*DATA IN THIS EXERCISE*
☆ ☆ ☆ ☆ ☆

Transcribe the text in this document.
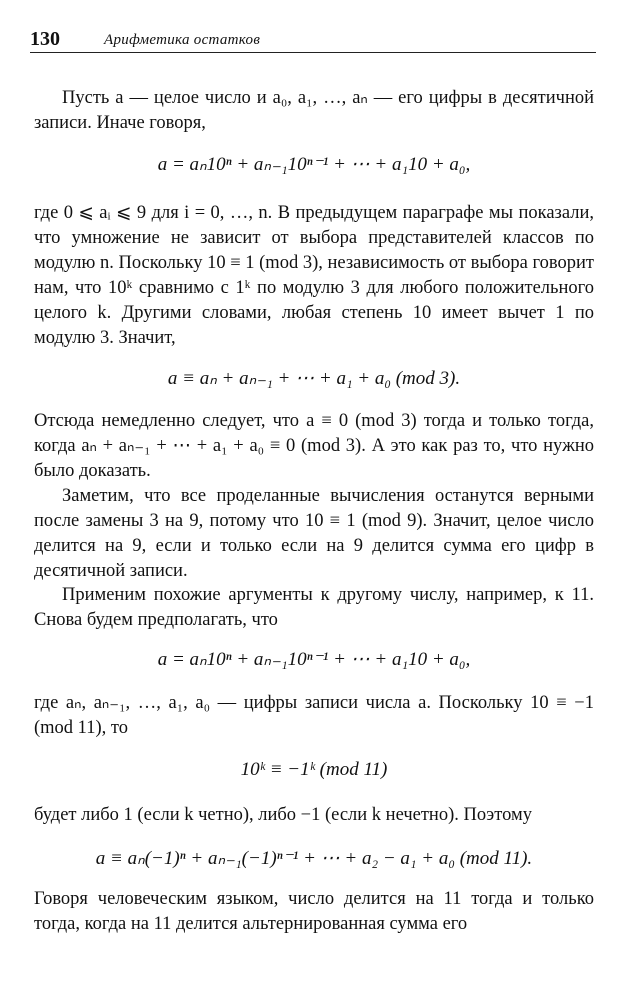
130	Арифметика остатков

Пусть a — целое число и a₀, a₁, …, aₙ — его цифры в десятичной записи. Иначе говоря,

a = aₙ10ⁿ + aₙ₋₁10ⁿ⁻¹ + ⋯ + a₁10 + a₀,

где 0 ⩽ aᵢ ⩽ 9 для i = 0, …, n. В предыдущем параграфе мы показали, что умножение не зависит от выбора представителей классов по модулю n. Поскольку 10 ≡ 1 (mod 3), независимость от выбора говорит нам, что 10ᵏ сравнимо с 1ᵏ по модулю 3 для любого положительного целого k. Другими словами, любая степень 10 имеет вычет 1 по модулю 3. Значит,

a ≡ aₙ + aₙ₋₁ + ⋯ + a₁ + a₀ (mod 3).

Отсюда немедленно следует, что a ≡ 0 (mod 3) тогда и только тогда, когда aₙ + aₙ₋₁ + ⋯ + a₁ + a₀ ≡ 0 (mod 3). А это как раз то, что нужно было доказать.

Заметим, что все проделанные вычисления останутся верными после замены 3 на 9, потому что 10 ≡ 1 (mod 9). Значит, целое число делится на 9, если и только если на 9 делится сумма его цифр в десятичной записи.

Применим похожие аргументы к другому числу, например, к 11. Снова будем предполагать, что

a = aₙ10ⁿ + aₙ₋₁10ⁿ⁻¹ + ⋯ + a₁10 + a₀,

где aₙ, aₙ₋₁, …, a₁, a₀ — цифры записи числа a. Поскольку 10 ≡ −1 (mod 11), то

10ᵏ ≡ −1ᵏ (mod 11)

будет либо 1 (если k четно), либо −1 (если k нечетно). Поэтому

a ≡ aₙ(−1)ⁿ + aₙ₋₁(−1)ⁿ⁻¹ + ⋯ + a₂ − a₁ + a₀ (mod 11).

Говоря человеческим языком, число делится на 11 тогда и только тогда, когда на 11 делится альтернированная сумма его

☆ ☆ ☆ ☆ ☆

*REQUIRED TASK*
Copy each line from the data above that includes "Значит".

*SOLVED EXERCISE*
где 0 ⩽ aᵢ ⩽ 9 для i = 0, …, n. В предыдущем параграфе мы показали, что умножение не зависит от выбора представителей классов по модулю n. Поскольку 10 ≡ 1 (mod 3), независимость от выбора говорит нам, что 10ᵏ сравнимо с 1ᵏ по модулю 3 для любого положительного целого k. Другими словами, любая степень 10 имеет вычет 1 по модулю 3. Значит,
Заметим, что все проделанные вычисления останутся верными после замены 3 на 9, потому что 10 ≡ 1 (mod 9). Значит, целое число делится на 9, если и только если на 9 делится сумма его цифр в десятичной записи.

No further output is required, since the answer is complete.